Extracts from a graphics dataset
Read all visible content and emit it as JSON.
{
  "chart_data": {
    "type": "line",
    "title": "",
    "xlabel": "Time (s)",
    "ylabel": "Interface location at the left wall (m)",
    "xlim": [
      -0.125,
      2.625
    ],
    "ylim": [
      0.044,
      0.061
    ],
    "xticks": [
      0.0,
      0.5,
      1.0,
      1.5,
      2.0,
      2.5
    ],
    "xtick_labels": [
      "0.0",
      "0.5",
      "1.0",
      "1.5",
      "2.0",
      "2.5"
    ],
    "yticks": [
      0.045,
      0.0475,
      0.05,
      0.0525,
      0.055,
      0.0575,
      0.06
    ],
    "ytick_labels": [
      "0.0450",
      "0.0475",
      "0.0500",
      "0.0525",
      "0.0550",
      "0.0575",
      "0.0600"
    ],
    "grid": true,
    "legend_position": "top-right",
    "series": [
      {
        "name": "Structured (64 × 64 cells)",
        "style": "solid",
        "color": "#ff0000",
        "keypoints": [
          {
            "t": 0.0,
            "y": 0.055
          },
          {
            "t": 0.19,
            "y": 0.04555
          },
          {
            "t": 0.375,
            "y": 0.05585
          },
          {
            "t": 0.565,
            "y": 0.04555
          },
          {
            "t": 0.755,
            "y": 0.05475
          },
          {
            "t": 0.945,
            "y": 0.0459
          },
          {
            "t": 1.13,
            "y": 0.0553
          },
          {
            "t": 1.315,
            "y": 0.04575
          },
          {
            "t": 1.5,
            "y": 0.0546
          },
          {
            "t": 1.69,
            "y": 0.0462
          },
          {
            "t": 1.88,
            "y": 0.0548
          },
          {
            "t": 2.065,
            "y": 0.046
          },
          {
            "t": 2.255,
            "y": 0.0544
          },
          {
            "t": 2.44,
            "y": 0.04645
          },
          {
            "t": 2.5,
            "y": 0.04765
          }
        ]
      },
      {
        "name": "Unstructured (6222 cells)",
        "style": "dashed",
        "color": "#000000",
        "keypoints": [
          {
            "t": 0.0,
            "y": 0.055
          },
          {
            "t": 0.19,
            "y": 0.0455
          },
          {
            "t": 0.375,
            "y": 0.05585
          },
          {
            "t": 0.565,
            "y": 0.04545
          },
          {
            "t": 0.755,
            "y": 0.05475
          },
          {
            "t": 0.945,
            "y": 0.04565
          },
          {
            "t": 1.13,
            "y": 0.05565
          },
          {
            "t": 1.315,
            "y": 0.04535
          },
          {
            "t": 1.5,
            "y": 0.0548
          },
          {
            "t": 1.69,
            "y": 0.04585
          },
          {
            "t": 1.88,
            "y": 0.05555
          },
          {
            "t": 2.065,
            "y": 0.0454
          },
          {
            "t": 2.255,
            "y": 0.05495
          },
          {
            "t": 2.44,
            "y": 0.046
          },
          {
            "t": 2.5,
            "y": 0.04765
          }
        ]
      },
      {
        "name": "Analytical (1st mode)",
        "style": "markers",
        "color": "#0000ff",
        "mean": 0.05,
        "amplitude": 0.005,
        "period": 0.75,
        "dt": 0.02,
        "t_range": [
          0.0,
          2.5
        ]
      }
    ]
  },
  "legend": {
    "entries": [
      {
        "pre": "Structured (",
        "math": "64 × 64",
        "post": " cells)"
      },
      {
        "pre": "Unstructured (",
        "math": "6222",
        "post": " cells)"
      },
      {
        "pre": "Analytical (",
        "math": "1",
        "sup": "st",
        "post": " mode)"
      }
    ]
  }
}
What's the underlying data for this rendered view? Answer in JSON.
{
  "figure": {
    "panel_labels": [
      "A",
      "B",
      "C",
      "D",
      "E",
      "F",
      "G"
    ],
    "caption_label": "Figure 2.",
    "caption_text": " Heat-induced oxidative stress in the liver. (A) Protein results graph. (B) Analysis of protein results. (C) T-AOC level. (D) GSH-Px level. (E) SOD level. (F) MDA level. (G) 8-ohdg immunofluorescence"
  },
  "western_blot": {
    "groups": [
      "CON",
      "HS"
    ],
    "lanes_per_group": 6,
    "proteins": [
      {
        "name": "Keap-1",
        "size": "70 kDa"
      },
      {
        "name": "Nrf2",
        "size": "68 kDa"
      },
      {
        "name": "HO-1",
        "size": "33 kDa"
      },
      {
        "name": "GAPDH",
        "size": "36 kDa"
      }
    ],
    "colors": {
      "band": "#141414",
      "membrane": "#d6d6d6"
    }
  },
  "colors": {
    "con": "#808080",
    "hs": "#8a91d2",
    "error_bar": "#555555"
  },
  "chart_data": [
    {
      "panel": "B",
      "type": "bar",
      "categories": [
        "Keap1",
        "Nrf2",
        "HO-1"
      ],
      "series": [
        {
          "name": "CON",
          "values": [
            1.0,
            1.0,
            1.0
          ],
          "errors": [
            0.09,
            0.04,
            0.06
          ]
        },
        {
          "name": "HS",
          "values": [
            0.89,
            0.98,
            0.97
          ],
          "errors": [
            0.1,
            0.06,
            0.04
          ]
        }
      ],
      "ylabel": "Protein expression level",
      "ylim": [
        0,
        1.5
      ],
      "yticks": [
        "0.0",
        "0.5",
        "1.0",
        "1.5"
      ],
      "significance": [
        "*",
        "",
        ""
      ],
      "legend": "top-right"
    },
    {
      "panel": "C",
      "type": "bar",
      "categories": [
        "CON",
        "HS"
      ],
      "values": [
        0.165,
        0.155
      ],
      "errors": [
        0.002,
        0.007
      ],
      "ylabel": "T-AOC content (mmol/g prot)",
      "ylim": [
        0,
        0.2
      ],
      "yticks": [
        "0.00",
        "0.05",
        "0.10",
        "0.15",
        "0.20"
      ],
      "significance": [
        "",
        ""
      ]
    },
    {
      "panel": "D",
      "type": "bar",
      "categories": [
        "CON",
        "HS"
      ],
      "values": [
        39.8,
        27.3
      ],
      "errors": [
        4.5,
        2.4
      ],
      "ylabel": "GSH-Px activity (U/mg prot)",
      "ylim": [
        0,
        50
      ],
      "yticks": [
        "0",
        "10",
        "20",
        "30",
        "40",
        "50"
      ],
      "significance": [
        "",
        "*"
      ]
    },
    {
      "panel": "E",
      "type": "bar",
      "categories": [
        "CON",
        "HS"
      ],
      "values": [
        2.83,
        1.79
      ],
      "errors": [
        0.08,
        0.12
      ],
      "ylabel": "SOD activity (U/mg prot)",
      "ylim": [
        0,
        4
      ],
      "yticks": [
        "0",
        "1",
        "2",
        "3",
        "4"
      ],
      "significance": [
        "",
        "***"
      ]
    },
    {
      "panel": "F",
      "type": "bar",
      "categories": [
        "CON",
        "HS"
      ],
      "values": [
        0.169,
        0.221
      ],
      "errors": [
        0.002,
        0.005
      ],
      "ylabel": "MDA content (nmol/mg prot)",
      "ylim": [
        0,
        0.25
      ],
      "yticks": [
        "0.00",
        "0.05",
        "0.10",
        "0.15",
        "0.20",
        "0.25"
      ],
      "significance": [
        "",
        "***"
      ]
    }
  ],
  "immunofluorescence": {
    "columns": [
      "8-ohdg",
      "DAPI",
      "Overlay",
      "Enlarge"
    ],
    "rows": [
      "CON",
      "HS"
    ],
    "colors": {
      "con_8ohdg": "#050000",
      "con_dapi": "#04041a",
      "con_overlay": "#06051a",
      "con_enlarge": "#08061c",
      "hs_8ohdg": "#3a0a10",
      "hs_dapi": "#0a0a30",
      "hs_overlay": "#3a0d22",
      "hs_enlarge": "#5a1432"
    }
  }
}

Work instructions
From the data above, copy out every line with the string "activity" in it.

Answer
      "ylabel": "GSH-Px activity (U/mg prot)",
      "ylabel": "SOD activity (U/mg prot)",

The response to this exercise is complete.